● Task goal
Output every line exactly as written. Leave out pictures.

● Input data
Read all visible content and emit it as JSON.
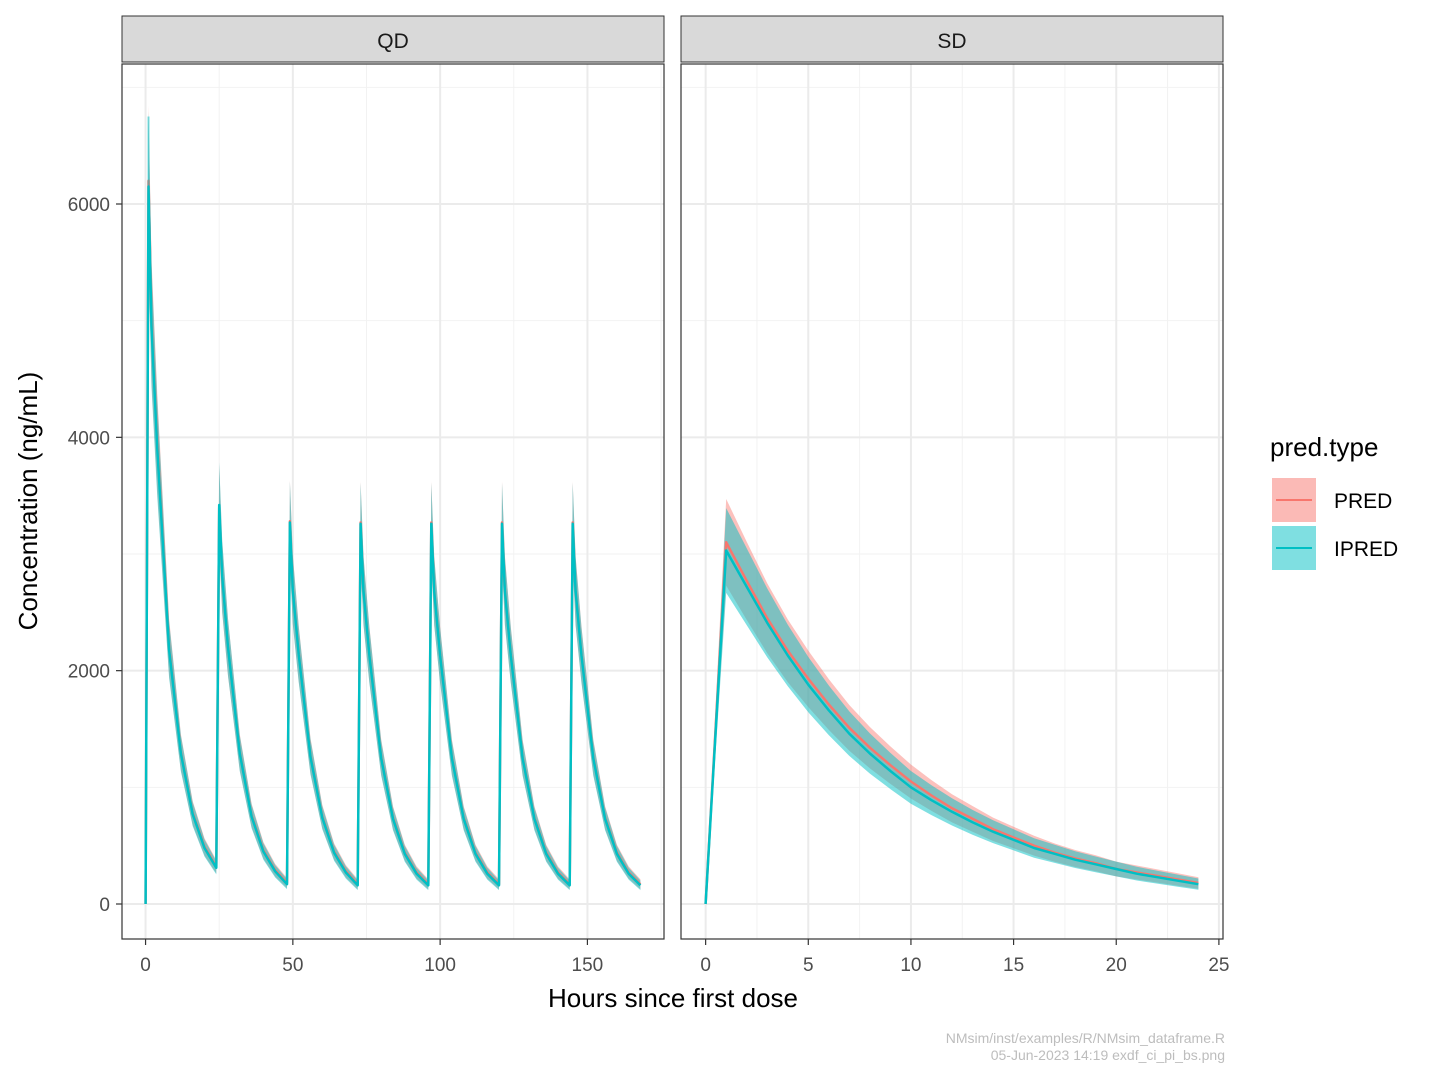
{
  "chart_data": {
    "type": "line",
    "xlabel": "Hours since first dose",
    "ylabel": "Concentration (ng/mL)",
    "y_ticks": [
      0,
      2000,
      4000,
      6000
    ],
    "ylim": [
      -300,
      7200
    ],
    "grid": true,
    "legend": {
      "title": "pred.type",
      "position": "right",
      "entries": [
        {
          "name": "PRED",
          "color": "#F8766D"
        },
        {
          "name": "IPRED",
          "color": "#00BFC4"
        }
      ]
    },
    "panels": [
      {
        "name": "QD",
        "xlim": [
          -8,
          176
        ],
        "x_ticks": [
          0,
          50,
          100,
          150
        ],
        "series": [
          {
            "name": "PRED",
            "x": [
              0,
              1,
              2,
              4,
              8,
              12,
              16,
              20,
              24,
              25,
              26,
              28,
              32,
              36,
              40,
              44,
              48,
              49,
              50,
              52,
              56,
              60,
              64,
              68,
              72,
              73,
              74,
              76,
              80,
              84,
              88,
              92,
              96,
              97,
              98,
              100,
              104,
              108,
              112,
              116,
              120,
              121,
              122,
              124,
              128,
              132,
              136,
              140,
              144,
              145,
              146,
              148,
              152,
              156,
              160,
              164,
              168
            ],
            "values": [
              0,
              6200,
              5000,
              3950,
              2200,
              1300,
              780,
              490,
              320,
              3400,
              2800,
              2200,
              1300,
              760,
              460,
              290,
              180,
              3280,
              2700,
              2150,
              1270,
              750,
              450,
              280,
              170,
              3270,
              2690,
              2140,
              1260,
              740,
              440,
              270,
              170,
              3270,
              2690,
              2140,
              1260,
              740,
              440,
              270,
              170,
              3270,
              2690,
              2140,
              1260,
              740,
              440,
              270,
              170,
              3270,
              2690,
              2140,
              1260,
              740,
              440,
              270,
              170
            ]
          },
          {
            "name": "IPRED",
            "x": [
              0,
              1,
              2,
              4,
              8,
              12,
              16,
              20,
              24,
              25,
              26,
              28,
              32,
              36,
              40,
              44,
              48,
              49,
              50,
              52,
              56,
              60,
              64,
              68,
              72,
              73,
              74,
              76,
              80,
              84,
              88,
              92,
              96,
              97,
              98,
              100,
              104,
              108,
              112,
              116,
              120,
              121,
              122,
              124,
              128,
              132,
              136,
              140,
              144,
              145,
              146,
              148,
              152,
              156,
              160,
              164,
              168
            ],
            "values": [
              0,
              6150,
              4950,
              3900,
              2180,
              1290,
              770,
              480,
              310,
              3420,
              2810,
              2200,
              1290,
              750,
              450,
              280,
              170,
              3270,
              2690,
              2140,
              1260,
              740,
              440,
              270,
              160,
              3260,
              2680,
              2130,
              1250,
              730,
              430,
              260,
              160,
              3260,
              2680,
              2130,
              1250,
              730,
              430,
              260,
              160,
              3260,
              2680,
              2130,
              1250,
              730,
              430,
              260,
              160,
              3260,
              2680,
              2130,
              1250,
              730,
              430,
              260,
              160
            ]
          }
        ],
        "interval_max": 6750
      },
      {
        "name": "SD",
        "xlim": [
          -1.2,
          25.2
        ],
        "x_ticks": [
          0,
          5,
          10,
          15,
          20,
          25
        ],
        "series": [
          {
            "name": "PRED",
            "x": [
              0,
              1,
              2,
              3,
              4,
              5,
              6,
              7,
              8,
              9,
              10,
              11,
              12,
              13,
              14,
              15,
              16,
              17,
              18,
              19,
              20,
              21,
              22,
              23,
              24
            ],
            "values": [
              0,
              3100,
              2770,
              2450,
              2170,
              1930,
              1710,
              1510,
              1340,
              1190,
              1050,
              930,
              820,
              730,
              640,
              570,
              500,
              440,
              390,
              350,
              300,
              270,
              240,
              210,
              180
            ]
          },
          {
            "name": "IPRED",
            "x": [
              0,
              1,
              2,
              3,
              4,
              5,
              6,
              7,
              8,
              9,
              10,
              11,
              12,
              13,
              14,
              15,
              16,
              17,
              18,
              19,
              20,
              21,
              22,
              23,
              24
            ],
            "values": [
              0,
              3030,
              2720,
              2410,
              2130,
              1880,
              1660,
              1460,
              1290,
              1140,
              1000,
              890,
              790,
              700,
              620,
              550,
              480,
              430,
              380,
              340,
              300,
              260,
              230,
              200,
              170
            ]
          }
        ]
      }
    ]
  },
  "footer": {
    "line1": "NMsim/inst/examples/R/NMsim_dataframe.R",
    "line2": "05-Jun-2023 14:19 exdf_ci_pi_bs.png"
  }
}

● Exercise solution
Read all visible content and emit it as JSON.
{
  "chart_data": {
    "type": "line",
    "xlabel": "Hours since first dose",
    "ylabel": "Concentration (ng/mL)",
    "y_ticks": [
      0,
      2000,
      4000,
      6000
    ],
    "ylim": [
      -300,
      7200
    ],
    "grid": true,
    "legend": {
      "title": "pred.type",
      "position": "right",
      "entries": [
        {
          "name": "PRED",
          "color": "#F8766D"
        },
        {
          "name": "IPRED",
          "color": "#00BFC4"
        }
      ]
    },
    "panels": [
      {
        "name": "QD",
        "xlim": [
          -8,
          176
        ],
        "x_ticks": [
          0,
          50,
          100,
          150
        ],
        "series": [
          {
            "name": "PRED",
            "x": [
              0,
              1,
              2,
              4,
              8,
              12,
              16,
              20,
              24,
              25,
              26,
              28,
              32,
              36,
              40,
              44,
              48,
              49,
              50,
              52,
              56,
              60,
              64,
              68,
              72,
              73,
              74,
              76,
              80,
              84,
              88,
              92,
              96,
              97,
              98,
              100,
              104,
              108,
              112,
              116,
              120,
              121,
              122,
              124,
              128,
              132,
              136,
              140,
              144,
              145,
              146,
              148,
              152,
              156,
              160,
              164,
              168
            ],
            "values": [
              0,
              6200,
              5000,
              3950,
              2200,
              1300,
              780,
              490,
              320,
              3400,
              2800,
              2200,
              1300,
              760,
              460,
              290,
              180,
              3280,
              2700,
              2150,
              1270,
              750,
              450,
              280,
              170,
              3270,
              2690,
              2140,
              1260,
              740,
              440,
              270,
              170,
              3270,
              2690,
              2140,
              1260,
              740,
              440,
              270,
              170,
              3270,
              2690,
              2140,
              1260,
              740,
              440,
              270,
              170,
              3270,
              2690,
              2140,
              1260,
              740,
              440,
              270,
              170
            ]
          },
          {
            "name": "IPRED",
            "x": [
              0,
              1,
              2,
              4,
              8,
              12,
              16,
              20,
              24,
              25,
              26,
              28,
              32,
              36,
              40,
              44,
              48,
              49,
              50,
              52,
              56,
              60,
              64,
              68,
              72,
              73,
              74,
              76,
              80,
              84,
              88,
              92,
              96,
              97,
              98,
              100,
              104,
              108,
              112,
              116,
              120,
              121,
              122,
              124,
              128,
              132,
              136,
              140,
              144,
              145,
              146,
              148,
              152,
              156,
              160,
              164,
              168
            ],
            "values": [
              0,
              6150,
              4950,
              3900,
              2180,
              1290,
              770,
              480,
              310,
              3420,
              2810,
              2200,
              1290,
              750,
              450,
              280,
              170,
              3270,
              2690,
              2140,
              1260,
              740,
              440,
              270,
              160,
              3260,
              2680,
              2130,
              1250,
              730,
              430,
              260,
              160,
              3260,
              2680,
              2130,
              1250,
              730,
              430,
              260,
              160,
              3260,
              2680,
              2130,
              1250,
              730,
              430,
              260,
              160,
              3260,
              2680,
              2130,
              1250,
              730,
              430,
              260,
              160
            ]
          }
        ],
        "interval_max": 6750
      },
      {
        "name": "SD",
        "xlim": [
          -1.2,
          25.2
        ],
        "x_ticks": [
          0,
          5,
          10,
          15,
          20,
          25
        ],
        "series": [
          {
            "name": "PRED",
            "x": [
              0,
              1,
              2,
              3,
              4,
              5,
              6,
              7,
              8,
              9,
              10,
              11,
              12,
              13,
              14,
              15,
              16,
              17,
              18,
              19,
              20,
              21,
              22,
              23,
              24
            ],
            "values": [
              0,
              3100,
              2770,
              2450,
              2170,
              1930,
              1710,
              1510,
              1340,
              1190,
              1050,
              930,
              820,
              730,
              640,
              570,
              500,
              440,
              390,
              350,
              300,
              270,
              240,
              210,
              180
            ]
          },
          {
            "name": "IPRED",
            "x": [
              0,
              1,
              2,
              3,
              4,
              5,
              6,
              7,
              8,
              9,
              10,
              11,
              12,
              13,
              14,
              15,
              16,
              17,
              18,
              19,
              20,
              21,
              22,
              23,
              24
            ],
            "values": [
              0,
              3030,
              2720,
              2410,
              2130,
              1880,
              1660,
              1460,
              1290,
              1140,
              1000,
              890,
              790,
              700,
              620,
              550,
              480,
              430,
              380,
              340,
              300,
              260,
              230,
              200,
              170
            ]
          }
        ]
      }
    ]
  },
  "footer": {
    "line1": "NMsim/inst/examples/R/NMsim_dataframe.R",
    "line2": "05-Jun-2023 14:19 exdf_ci_pi_bs.png"
  }
}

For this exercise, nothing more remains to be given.